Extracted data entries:
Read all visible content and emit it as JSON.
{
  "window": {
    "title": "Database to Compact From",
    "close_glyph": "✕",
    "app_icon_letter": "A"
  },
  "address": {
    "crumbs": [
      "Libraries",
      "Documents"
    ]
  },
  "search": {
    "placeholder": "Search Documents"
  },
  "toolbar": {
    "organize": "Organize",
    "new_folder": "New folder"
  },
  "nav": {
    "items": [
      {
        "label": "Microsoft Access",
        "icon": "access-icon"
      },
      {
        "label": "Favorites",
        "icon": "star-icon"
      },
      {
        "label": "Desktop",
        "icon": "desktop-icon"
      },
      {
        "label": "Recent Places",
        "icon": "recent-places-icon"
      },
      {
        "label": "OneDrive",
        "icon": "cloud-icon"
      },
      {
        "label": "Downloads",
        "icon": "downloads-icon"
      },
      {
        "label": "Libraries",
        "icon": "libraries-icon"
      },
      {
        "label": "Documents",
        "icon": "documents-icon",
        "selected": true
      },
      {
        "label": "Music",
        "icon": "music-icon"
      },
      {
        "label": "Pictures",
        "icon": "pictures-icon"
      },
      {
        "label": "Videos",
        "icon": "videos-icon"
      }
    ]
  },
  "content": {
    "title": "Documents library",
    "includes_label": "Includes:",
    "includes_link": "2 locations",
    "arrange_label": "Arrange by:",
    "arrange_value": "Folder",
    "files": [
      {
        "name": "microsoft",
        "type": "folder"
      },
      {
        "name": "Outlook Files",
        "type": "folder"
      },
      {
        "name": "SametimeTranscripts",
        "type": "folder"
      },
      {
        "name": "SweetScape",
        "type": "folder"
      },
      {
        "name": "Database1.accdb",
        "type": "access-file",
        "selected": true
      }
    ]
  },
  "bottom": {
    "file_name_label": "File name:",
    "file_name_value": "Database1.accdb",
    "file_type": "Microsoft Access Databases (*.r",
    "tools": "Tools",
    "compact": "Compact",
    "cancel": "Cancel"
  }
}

**SET PROBLEM**
Extract every record. Keep wording exact.

**RESPONSE BELOW**
Read all visible content and emit it as JSON.
{
  "window": {
    "title": "Database to Compact From",
    "close_glyph": "✕",
    "app_icon_letter": "A"
  },
  "address": {
    "crumbs": [
      "Libraries",
      "Documents"
    ]
  },
  "search": {
    "placeholder": "Search Documents"
  },
  "toolbar": {
    "organize": "Organize",
    "new_folder": "New folder"
  },
  "nav": {
    "items": [
      {
        "label": "Microsoft Access",
        "icon": "access-icon"
      },
      {
        "label": "Favorites",
        "icon": "star-icon"
      },
      {
        "label": "Desktop",
        "icon": "desktop-icon"
      },
      {
        "label": "Recent Places",
        "icon": "recent-places-icon"
      },
      {
        "label": "OneDrive",
        "icon": "cloud-icon"
      },
      {
        "label": "Downloads",
        "icon": "downloads-icon"
      },
      {
        "label": "Libraries",
        "icon": "libraries-icon"
      },
      {
        "label": "Documents",
        "icon": "documents-icon",
        "selected": true
      },
      {
        "label": "Music",
        "icon": "music-icon"
      },
      {
        "label": "Pictures",
        "icon": "pictures-icon"
      },
      {
        "label": "Videos",
        "icon": "videos-icon"
      }
    ]
  },
  "content": {
    "title": "Documents library",
    "includes_label": "Includes:",
    "includes_link": "2 locations",
    "arrange_label": "Arrange by:",
    "arrange_value": "Folder",
    "files": [
      {
        "name": "microsoft",
        "type": "folder"
      },
      {
        "name": "Outlook Files",
        "type": "folder"
      },
      {
        "name": "SametimeTranscripts",
        "type": "folder"
      },
      {
        "name": "SweetScape",
        "type": "folder"
      },
      {
        "name": "Database1.accdb",
        "type": "access-file",
        "selected": true
      }
    ]
  },
  "bottom": {
    "file_name_label": "File name:",
    "file_name_value": "Database1.accdb",
    "file_type": "Microsoft Access Databases (*.r",
    "tools": "Tools",
    "compact": "Compact",
    "cancel": "Cancel"
  }
}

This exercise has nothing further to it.